— Start —

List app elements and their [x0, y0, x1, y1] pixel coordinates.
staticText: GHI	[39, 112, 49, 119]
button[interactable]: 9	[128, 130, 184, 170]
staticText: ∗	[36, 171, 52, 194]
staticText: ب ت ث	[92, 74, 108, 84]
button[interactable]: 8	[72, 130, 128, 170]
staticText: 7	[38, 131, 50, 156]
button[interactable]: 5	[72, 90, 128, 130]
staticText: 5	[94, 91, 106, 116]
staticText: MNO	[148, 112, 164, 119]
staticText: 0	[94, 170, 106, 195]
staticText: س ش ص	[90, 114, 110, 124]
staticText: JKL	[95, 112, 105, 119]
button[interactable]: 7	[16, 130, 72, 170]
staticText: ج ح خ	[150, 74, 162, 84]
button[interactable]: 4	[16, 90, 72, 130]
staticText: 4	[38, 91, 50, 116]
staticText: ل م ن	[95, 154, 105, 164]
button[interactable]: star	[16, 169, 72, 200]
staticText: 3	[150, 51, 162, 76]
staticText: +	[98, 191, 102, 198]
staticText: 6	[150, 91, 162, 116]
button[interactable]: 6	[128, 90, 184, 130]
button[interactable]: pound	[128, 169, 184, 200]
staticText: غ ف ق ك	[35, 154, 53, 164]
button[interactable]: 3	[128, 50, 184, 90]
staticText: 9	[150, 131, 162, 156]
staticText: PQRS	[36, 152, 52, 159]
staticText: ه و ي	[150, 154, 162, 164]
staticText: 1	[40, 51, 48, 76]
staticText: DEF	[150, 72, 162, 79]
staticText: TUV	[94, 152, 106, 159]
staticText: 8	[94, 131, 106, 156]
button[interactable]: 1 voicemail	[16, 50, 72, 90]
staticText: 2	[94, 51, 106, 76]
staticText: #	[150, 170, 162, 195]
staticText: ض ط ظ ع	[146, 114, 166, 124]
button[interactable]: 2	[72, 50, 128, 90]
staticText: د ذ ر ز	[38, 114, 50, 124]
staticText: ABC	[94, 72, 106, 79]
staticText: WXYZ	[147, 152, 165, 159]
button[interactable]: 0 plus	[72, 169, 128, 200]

— End —

§ **Short task**: Copy every line of the records above word for word, in the same order.

§ **Written answer**:
List app elements and their [x0, y0, x1, y1] pixel coordinates.
staticText: GHI	[39, 112, 49, 119]
button[interactable]: 9	[128, 130, 184, 170]
staticText: ∗	[36, 171, 52, 194]
staticText: ب ت ث	[92, 74, 108, 84]
button[interactable]: 8	[72, 130, 128, 170]
staticText: 7	[38, 131, 50, 156]
button[interactable]: 5	[72, 90, 128, 130]
staticText: 5	[94, 91, 106, 116]
staticText: MNO	[148, 112, 164, 119]
staticText: 0	[94, 170, 106, 195]
staticText: س ش ص	[90, 114, 110, 124]
staticText: JKL	[95, 112, 105, 119]
button[interactable]: 7	[16, 130, 72, 170]
staticText: ج ح خ	[150, 74, 162, 84]
button[interactable]: 4	[16, 90, 72, 130]
staticText: 4	[38, 91, 50, 116]
staticText: ل م ن	[95, 154, 105, 164]
button[interactable]: star	[16, 169, 72, 200]
staticText: 3	[150, 51, 162, 76]
staticText: +	[98, 191, 102, 198]
staticText: 6	[150, 91, 162, 116]
button[interactable]: 6	[128, 90, 184, 130]
button[interactable]: pound	[128, 169, 184, 200]
staticText: غ ف ق ك	[35, 154, 53, 164]
button[interactable]: 3	[128, 50, 184, 90]
staticText: 9	[150, 131, 162, 156]
staticText: PQRS	[36, 152, 52, 159]
staticText: ه و ي	[150, 154, 162, 164]
staticText: 1	[40, 51, 48, 76]
staticText: DEF	[150, 72, 162, 79]
staticText: TUV	[94, 152, 106, 159]
staticText: 8	[94, 131, 106, 156]
button[interactable]: 1 voicemail	[16, 50, 72, 90]
staticText: 2	[94, 51, 106, 76]
staticText: #	[150, 170, 162, 195]
staticText: ض ط ظ ع	[146, 114, 166, 124]
button[interactable]: 2	[72, 50, 128, 90]
staticText: د ذ ر ز	[38, 114, 50, 124]
staticText: ABC	[94, 72, 106, 79]
staticText: WXYZ	[147, 152, 165, 159]
button[interactable]: 0 plus	[72, 169, 128, 200]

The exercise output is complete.